Work to complete |
Update the stretch from the line containing "List all visible" through the line containing "bar-f xyxy=(350,52,461,447)" by replacing "components" with "elements", and keep everything else unchanged. Omit the pictures from your output.

Layout region records |
┌──
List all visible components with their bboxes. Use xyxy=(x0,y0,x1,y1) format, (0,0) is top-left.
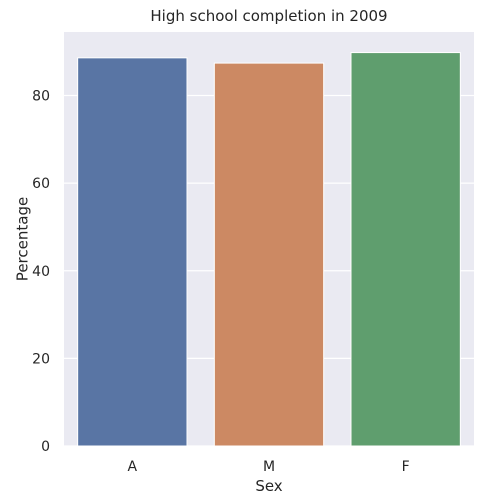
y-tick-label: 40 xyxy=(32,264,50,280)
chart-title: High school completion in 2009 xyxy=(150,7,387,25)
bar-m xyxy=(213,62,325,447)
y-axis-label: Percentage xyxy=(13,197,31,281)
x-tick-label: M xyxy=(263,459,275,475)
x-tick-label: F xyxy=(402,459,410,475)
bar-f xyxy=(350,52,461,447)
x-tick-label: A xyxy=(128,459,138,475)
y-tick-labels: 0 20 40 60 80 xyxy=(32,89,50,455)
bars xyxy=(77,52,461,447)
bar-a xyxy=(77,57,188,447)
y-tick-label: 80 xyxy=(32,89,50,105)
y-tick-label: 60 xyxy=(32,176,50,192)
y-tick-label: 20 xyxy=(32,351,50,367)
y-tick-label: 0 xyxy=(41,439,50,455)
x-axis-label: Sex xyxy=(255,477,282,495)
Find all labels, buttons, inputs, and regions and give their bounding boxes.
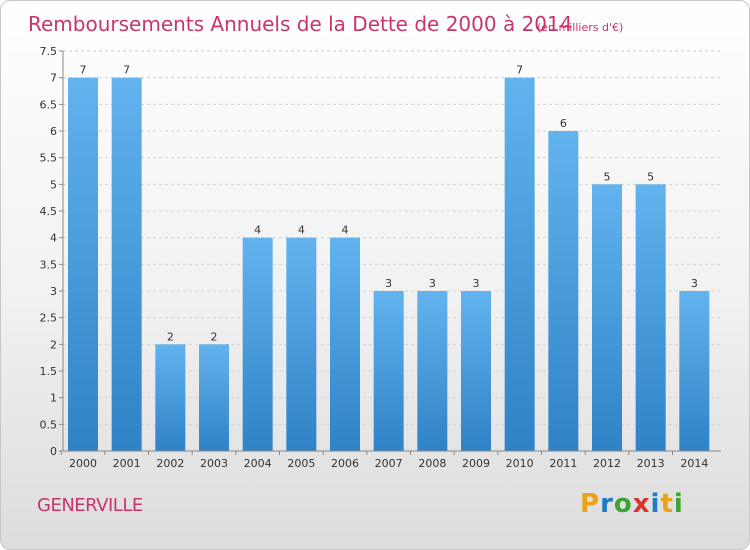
└──
┌──
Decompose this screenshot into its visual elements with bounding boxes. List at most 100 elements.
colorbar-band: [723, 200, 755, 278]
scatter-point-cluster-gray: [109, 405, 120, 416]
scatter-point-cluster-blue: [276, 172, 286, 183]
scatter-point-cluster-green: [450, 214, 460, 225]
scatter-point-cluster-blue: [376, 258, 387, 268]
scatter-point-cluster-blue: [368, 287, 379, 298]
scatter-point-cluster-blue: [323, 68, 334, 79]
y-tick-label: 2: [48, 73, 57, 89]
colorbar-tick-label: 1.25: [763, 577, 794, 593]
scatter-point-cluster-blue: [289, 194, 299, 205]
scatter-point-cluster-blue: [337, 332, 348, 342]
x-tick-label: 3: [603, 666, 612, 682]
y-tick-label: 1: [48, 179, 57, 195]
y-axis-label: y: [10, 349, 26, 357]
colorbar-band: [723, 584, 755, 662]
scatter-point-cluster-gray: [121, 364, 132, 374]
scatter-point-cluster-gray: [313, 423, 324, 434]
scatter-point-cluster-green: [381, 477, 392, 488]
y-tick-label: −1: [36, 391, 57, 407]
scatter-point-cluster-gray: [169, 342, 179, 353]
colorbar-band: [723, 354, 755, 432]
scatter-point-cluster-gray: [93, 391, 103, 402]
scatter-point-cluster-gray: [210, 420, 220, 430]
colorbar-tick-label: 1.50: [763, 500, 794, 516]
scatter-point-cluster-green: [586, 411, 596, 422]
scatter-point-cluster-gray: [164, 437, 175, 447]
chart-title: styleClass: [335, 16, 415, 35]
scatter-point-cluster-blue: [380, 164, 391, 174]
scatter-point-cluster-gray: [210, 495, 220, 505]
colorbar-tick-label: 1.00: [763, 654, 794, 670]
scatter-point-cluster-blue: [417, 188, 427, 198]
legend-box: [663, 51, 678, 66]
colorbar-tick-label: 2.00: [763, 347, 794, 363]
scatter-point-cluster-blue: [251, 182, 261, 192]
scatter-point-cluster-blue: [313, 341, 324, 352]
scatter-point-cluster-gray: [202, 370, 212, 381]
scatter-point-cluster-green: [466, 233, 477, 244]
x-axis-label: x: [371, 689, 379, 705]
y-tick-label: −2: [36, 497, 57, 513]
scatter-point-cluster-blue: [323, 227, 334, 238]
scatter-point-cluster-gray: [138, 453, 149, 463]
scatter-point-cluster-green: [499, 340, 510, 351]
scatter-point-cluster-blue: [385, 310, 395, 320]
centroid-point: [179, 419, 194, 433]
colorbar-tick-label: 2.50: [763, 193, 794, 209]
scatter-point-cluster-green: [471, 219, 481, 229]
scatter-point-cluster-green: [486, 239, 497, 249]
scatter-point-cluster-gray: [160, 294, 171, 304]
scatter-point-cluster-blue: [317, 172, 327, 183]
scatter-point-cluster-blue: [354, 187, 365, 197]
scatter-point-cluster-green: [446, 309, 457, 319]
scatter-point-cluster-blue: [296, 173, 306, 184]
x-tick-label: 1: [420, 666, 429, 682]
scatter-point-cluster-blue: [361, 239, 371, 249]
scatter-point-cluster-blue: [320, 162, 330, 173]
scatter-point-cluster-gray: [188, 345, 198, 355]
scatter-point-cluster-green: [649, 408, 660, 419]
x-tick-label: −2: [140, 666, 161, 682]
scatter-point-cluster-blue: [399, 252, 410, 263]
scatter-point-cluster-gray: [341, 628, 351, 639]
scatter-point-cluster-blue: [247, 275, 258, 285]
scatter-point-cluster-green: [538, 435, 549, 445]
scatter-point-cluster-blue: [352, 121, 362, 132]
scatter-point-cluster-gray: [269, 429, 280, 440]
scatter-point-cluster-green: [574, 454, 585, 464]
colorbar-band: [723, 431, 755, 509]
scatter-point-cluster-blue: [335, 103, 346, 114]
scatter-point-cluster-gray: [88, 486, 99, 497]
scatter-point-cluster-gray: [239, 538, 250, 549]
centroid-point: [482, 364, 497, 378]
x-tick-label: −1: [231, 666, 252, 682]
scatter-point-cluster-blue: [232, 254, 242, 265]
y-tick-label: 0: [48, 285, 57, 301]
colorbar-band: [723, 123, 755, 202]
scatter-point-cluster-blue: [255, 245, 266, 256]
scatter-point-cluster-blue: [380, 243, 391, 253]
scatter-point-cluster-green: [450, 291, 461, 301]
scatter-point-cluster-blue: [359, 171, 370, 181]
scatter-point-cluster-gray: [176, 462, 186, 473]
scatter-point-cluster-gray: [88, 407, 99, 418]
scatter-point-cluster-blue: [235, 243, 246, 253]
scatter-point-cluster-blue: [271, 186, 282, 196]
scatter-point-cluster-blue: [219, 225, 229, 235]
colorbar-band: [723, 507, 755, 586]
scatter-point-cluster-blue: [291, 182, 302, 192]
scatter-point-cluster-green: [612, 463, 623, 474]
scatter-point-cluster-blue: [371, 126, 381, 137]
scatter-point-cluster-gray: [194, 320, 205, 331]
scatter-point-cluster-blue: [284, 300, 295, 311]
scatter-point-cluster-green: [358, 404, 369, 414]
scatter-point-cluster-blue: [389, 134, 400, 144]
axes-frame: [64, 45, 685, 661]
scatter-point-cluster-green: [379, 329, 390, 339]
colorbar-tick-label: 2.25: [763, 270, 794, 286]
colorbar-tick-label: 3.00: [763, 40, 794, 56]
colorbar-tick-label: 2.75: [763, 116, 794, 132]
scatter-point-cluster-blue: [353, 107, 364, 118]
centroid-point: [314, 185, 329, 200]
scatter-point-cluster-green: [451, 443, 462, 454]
└──
Task solution |
List all visible elements with their bboxes. Use xyxy=(x0,y0,x1,y1) format, (0,0) is top-left.
y-tick-label: 40 xyxy=(32,264,50,280)
chart-title: High school completion in 2009 xyxy=(150,7,387,25)
bar-m xyxy=(213,62,325,447)
y-axis-label: Percentage xyxy=(13,197,31,281)
x-tick-label: M xyxy=(263,459,275,475)
x-tick-label: F xyxy=(402,459,410,475)
bar-f xyxy=(350,52,461,447)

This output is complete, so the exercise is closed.